A run of records
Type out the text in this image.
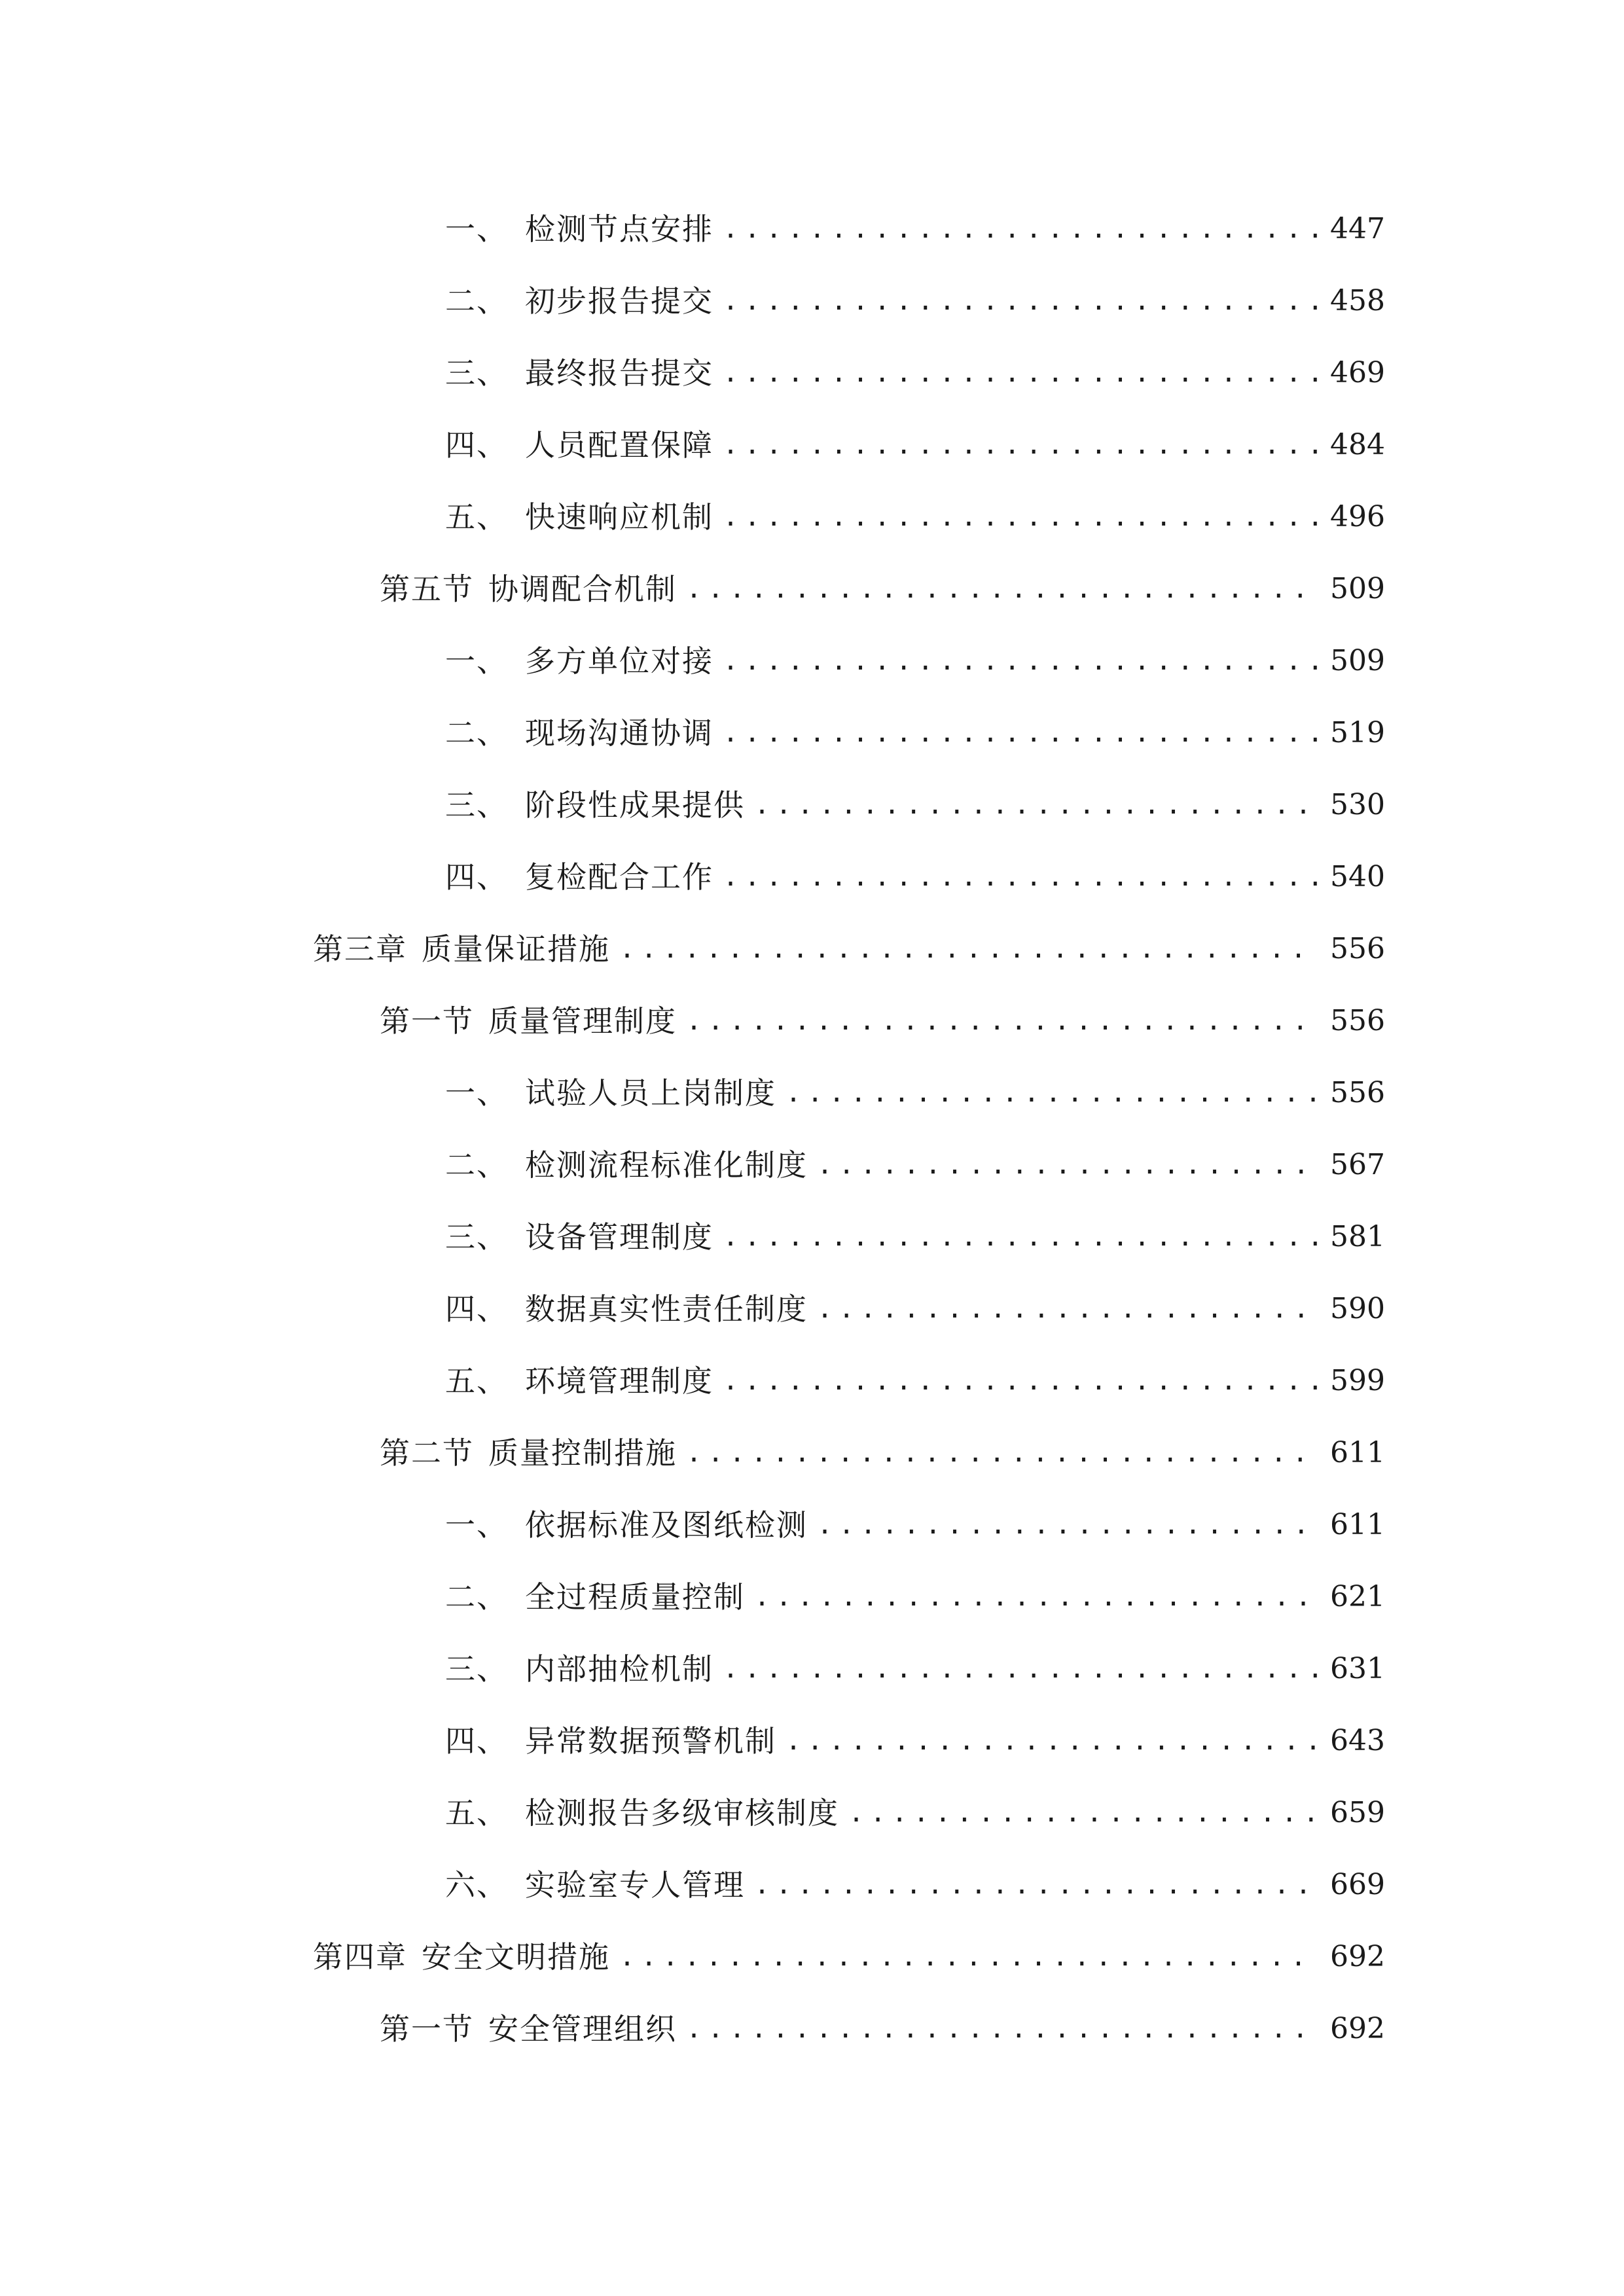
一、 检测节点安排 .....	447
二、 初步报告提交 .....	458
三、 最终报告提交 .....	469
四、 人员配置保障 .....	484
五、 快速响应机制 .....	496
第五节 协调配合机制 .....	509
一、 多方单位对接 .....	509
二、 现场沟通协调 .....	519
三、 阶段性成果提供 .....	530
四、 复检配合工作 .....	540
第三章 质量保证措施 .....	556
第一节 质量管理制度 .....	556
一、 试验人员上岗制度 .....	556
二、 检测流程标准化制度 .....	567
三、 设备管理制度 .....	581
四、 数据真实性责任制度 .....	590
五、 环境管理制度 .....	599
第二节 质量控制措施 .....	611
一、 依据标准及图纸检测 .....	611
二、 全过程质量控制 .....	621
三、 内部抽检机制 .....	631
四、 异常数据预警机制 .....	643
五、 检测报告多级审核制度 .....	659
六、 实验室专人管理 .....	669
第四章 安全文明措施 .....	692
第一节 安全管理组织 .....	692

(What to work on):
Return each line exactly as written. Any picture gets left out.

(Exercise solution):
Type out the text in this image.
一、 检测节点安排 .....	447
二、 初步报告提交 .....	458
三、 最终报告提交 .....	469
四、 人员配置保障 .....	484
五、 快速响应机制 .....	496
第五节 协调配合机制 .....	509
一、 多方单位对接 .....	509
二、 现场沟通协调 .....	519
三、 阶段性成果提供 .....	530
四、 复检配合工作 .....	540
第三章 质量保证措施 .....	556
第一节 质量管理制度 .....	556
一、 试验人员上岗制度 .....	556
二、 检测流程标准化制度 .....	567
三、 设备管理制度 .....	581
四、 数据真实性责任制度 .....	590
五、 环境管理制度 .....	599
第二节 质量控制措施 .....	611
一、 依据标准及图纸检测 .....	611
二、 全过程质量控制 .....	621
三、 内部抽检机制 .....	631
四、 异常数据预警机制 .....	643
五、 检测报告多级审核制度 .....	659
六、 实验室专人管理 .....	669
第四章 安全文明措施 .....	692
第一节 安全管理组织 .....	692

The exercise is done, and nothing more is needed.